TASK TO CARRY OUT: Each record is to be printed again precisely as it reads.

TASK INPUT:
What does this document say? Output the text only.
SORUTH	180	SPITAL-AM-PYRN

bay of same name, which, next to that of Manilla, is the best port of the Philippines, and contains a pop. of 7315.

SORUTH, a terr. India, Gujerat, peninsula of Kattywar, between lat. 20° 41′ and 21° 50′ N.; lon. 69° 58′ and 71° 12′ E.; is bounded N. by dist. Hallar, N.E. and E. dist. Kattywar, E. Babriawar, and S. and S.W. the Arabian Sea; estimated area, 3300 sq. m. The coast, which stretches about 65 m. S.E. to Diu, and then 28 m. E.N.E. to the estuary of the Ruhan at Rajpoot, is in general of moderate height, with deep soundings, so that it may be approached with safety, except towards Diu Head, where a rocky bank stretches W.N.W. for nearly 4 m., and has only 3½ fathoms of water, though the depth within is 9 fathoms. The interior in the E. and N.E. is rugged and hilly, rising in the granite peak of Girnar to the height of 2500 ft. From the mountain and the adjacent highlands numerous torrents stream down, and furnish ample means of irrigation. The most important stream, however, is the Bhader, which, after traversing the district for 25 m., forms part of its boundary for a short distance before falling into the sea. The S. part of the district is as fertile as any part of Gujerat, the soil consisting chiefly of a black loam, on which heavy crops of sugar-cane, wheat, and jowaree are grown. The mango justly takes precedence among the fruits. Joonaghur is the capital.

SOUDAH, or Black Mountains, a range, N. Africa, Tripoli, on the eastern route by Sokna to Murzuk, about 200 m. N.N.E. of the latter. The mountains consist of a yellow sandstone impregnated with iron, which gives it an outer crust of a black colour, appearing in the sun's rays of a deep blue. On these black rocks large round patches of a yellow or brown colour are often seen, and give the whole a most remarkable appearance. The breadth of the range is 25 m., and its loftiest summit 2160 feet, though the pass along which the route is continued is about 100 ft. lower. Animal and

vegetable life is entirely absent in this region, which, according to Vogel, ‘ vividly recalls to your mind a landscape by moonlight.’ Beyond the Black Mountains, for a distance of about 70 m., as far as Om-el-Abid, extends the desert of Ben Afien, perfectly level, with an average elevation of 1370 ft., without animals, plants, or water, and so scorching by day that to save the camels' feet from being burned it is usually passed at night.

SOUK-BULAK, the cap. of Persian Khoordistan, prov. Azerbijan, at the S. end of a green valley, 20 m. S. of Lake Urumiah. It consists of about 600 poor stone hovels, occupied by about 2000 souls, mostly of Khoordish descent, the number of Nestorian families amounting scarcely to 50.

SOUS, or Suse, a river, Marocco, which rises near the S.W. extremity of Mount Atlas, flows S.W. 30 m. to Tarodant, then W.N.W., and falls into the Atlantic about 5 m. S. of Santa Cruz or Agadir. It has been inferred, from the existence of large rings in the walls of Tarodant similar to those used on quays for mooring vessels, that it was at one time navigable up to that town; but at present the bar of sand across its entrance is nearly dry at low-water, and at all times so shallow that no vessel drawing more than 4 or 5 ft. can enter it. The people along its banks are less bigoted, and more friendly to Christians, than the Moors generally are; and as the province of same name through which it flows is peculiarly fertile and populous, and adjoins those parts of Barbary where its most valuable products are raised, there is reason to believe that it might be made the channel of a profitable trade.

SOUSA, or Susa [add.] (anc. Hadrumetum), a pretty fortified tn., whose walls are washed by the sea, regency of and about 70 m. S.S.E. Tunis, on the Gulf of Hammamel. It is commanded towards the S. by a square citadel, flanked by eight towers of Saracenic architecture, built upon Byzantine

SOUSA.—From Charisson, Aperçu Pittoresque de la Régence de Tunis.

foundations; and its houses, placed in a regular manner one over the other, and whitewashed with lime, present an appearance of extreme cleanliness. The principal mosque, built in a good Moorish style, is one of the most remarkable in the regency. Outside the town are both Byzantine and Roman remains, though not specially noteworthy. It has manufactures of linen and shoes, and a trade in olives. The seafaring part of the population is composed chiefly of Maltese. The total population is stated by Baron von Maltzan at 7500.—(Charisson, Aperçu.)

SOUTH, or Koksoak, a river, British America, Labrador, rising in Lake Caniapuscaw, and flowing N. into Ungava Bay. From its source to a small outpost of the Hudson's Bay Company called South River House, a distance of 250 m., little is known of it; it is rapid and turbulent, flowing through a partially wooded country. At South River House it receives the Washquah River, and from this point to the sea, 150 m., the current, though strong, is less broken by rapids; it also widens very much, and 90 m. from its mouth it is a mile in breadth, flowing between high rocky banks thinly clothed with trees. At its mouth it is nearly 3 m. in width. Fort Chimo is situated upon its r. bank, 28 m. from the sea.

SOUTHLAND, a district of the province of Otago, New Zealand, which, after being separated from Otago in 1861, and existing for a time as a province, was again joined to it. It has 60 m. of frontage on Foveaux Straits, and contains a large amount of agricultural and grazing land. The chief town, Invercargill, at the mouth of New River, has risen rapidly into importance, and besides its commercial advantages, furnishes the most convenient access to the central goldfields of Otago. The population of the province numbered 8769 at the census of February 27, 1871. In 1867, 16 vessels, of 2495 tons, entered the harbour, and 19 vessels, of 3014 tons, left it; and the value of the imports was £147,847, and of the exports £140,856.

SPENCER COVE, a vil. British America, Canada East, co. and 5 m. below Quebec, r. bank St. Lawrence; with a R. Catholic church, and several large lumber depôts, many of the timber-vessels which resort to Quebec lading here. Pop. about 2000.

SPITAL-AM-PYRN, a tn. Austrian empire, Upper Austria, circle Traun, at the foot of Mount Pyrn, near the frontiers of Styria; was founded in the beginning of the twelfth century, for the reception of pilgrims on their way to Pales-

RESPONSE FOR THIS EXERCISE:
What does this document say? Output the text only.
SORUTH	180	SPITAL-AM-PYRN

bay of same name, which, next to that of Manilla, is the best port of the Philippines, and contains a pop. of 7315.

SORUTH, a terr. India, Gujerat, peninsula of Kattywar, between lat. 20° 41′ and 21° 50′ N.; lon. 69° 58′ and 71° 12′ E.; is bounded N. by dist. Hallar, N.E. and E. dist. Kattywar, E. Babriawar, and S. and S.W. the Arabian Sea; estimated area, 3300 sq. m. The coast, which stretches about 65 m. S.E. to Diu, and then 28 m. E.N.E. to the estuary of the Ruhan at Rajpoot, is in general of moderate height, with deep soundings, so that it may be approached with safety, except towards Diu Head, where a rocky bank stretches W.N.W. for nearly 4 m., and has only 3½ fathoms of water, though the depth within is 9 fathoms. The interior in the E. and N.E. is rugged and hilly, rising in the granite peak of Girnar to the height of 2500 ft. From the mountain and the adjacent highlands numerous torrents stream down, and furnish ample means of irrigation. The most important stream, however, is the Bhader, which, after traversing the district for 25 m., forms part of its boundary for a short distance before falling into the sea. The S. part of the district is as fertile as any part of Gujerat, the soil consisting chiefly of a black loam, on which heavy crops of sugar-cane, wheat, and jowaree are grown. The mango justly takes precedence among the fruits. Joonaghur is the capital.

SOUDAH, or Black Mountains, a range, N. Africa, Tripoli, on the eastern route by Sokna to Murzuk, about 200 m. N.N.E. of the latter. The mountains consist of a yellow sandstone impregnated with iron, which gives it an outer crust of a black colour, appearing in the sun's rays of a deep blue. On these black rocks large round patches of a yellow or brown colour are often seen, and give the whole a most remarkable appearance. The breadth of the range is 25 m., and its loftiest summit 2160 feet, though the pass along which the route is continued is about 100 ft. lower. Animal and

vegetable life is entirely absent in this region, which, according to Vogel, ‘ vividly recalls to your mind a landscape by moonlight.’ Beyond the Black Mountains, for a distance of about 70 m., as far as Om-el-Abid, extends the desert of Ben Afien, perfectly level, with an average elevation of 1370 ft., without animals, plants, or water, and so scorching by day that to save the camels' feet from being burned it is usually passed at night.

SOUK-BULAK, the cap. of Persian Khoordistan, prov. Azerbijan, at the S. end of a green valley, 20 m. S. of Lake Urumiah. It consists of about 600 poor stone hovels, occupied by about 2000 souls, mostly of Khoordish descent, the number of Nestorian families amounting scarcely to 50.

SOUS, or Suse, a river, Marocco, which rises near the S.W. extremity of Mount Atlas, flows S.W. 30 m. to Tarodant, then W.N.W., and falls into the Atlantic about 5 m. S. of Santa Cruz or Agadir. It has been inferred, from the existence of large rings in the walls of Tarodant similar to those used on quays for mooring vessels, that it was at one time navigable up to that town; but at present the bar of sand across its entrance is nearly dry at low-water, and at all times so shallow that no vessel drawing more than 4 or 5 ft. can enter it. The people along its banks are less bigoted, and more friendly to Christians, than the Moors generally are; and as the province of same name through which it flows is peculiarly fertile and populous, and adjoins those parts of Barbary where its most valuable products are raised, there is reason to believe that it might be made the channel of a profitable trade.

SOUSA, or Susa [add.] (anc. Hadrumetum), a pretty fortified tn., whose walls are washed by the sea, regency of and about 70 m. S.S.E. Tunis, on the Gulf of Hammamel. It is commanded towards the S. by a square citadel, flanked by eight towers of Saracenic architecture, built upon Byzantine

SOUSA.—From Charisson, Aperçu Pittoresque de la Régence de Tunis.

foundations; and its houses, placed in a regular manner one over the other, and whitewashed with lime, present an appearance of extreme cleanliness. The principal mosque, built in a good Moorish style, is one of the most remarkable in the regency. Outside the town are both Byzantine and Roman remains, though not specially noteworthy. It has manufactures of linen and shoes, and a trade in olives. The seafaring part of the population is composed chiefly of Maltese. The total population is stated by Baron von Maltzan at 7500.—(Charisson, Aperçu.)

SOUTH, or Koksoak, a river, British America, Labrador, rising in Lake Caniapuscaw, and flowing N. into Ungava Bay. From its source to a small outpost of the Hudson's Bay Company called South River House, a distance of 250 m., little is known of it; it is rapid and turbulent, flowing through a partially wooded country. At South River House it receives the Washquah River, and from this point to the sea, 150 m., the current, though strong, is less broken by rapids; it also widens very much, and 90 m. from its mouth it is a mile in breadth, flowing between high rocky banks thinly clothed with trees. At its mouth it is nearly 3 m. in width. Fort Chimo is situated upon its r. bank, 28 m. from the sea.

SOUTHLAND, a district of the province of Otago, New Zealand, which, after being separated from Otago in 1861, and existing for a time as a province, was again joined to it. It has 60 m. of frontage on Foveaux Straits, and contains a large amount of agricultural and grazing land. The chief town, Invercargill, at the mouth of New River, has risen rapidly into importance, and besides its commercial advantages, furnishes the most convenient access to the central goldfields of Otago. The population of the province numbered 8769 at the census of February 27, 1871. In 1867, 16 vessels, of 2495 tons, entered the harbour, and 19 vessels, of 3014 tons, left it; and the value of the imports was £147,847, and of the exports £140,856.

SPENCER COVE, a vil. British America, Canada East, co. and 5 m. below Quebec, r. bank St. Lawrence; with a R. Catholic church, and several large lumber depôts, many of the timber-vessels which resort to Quebec lading here. Pop. about 2000.

SPITAL-AM-PYRN, a tn. Austrian empire, Upper Austria, circle Traun, at the foot of Mount Pyrn, near the frontiers of Styria; was founded in the beginning of the twelfth century, for the reception of pilgrims on their way to Pales-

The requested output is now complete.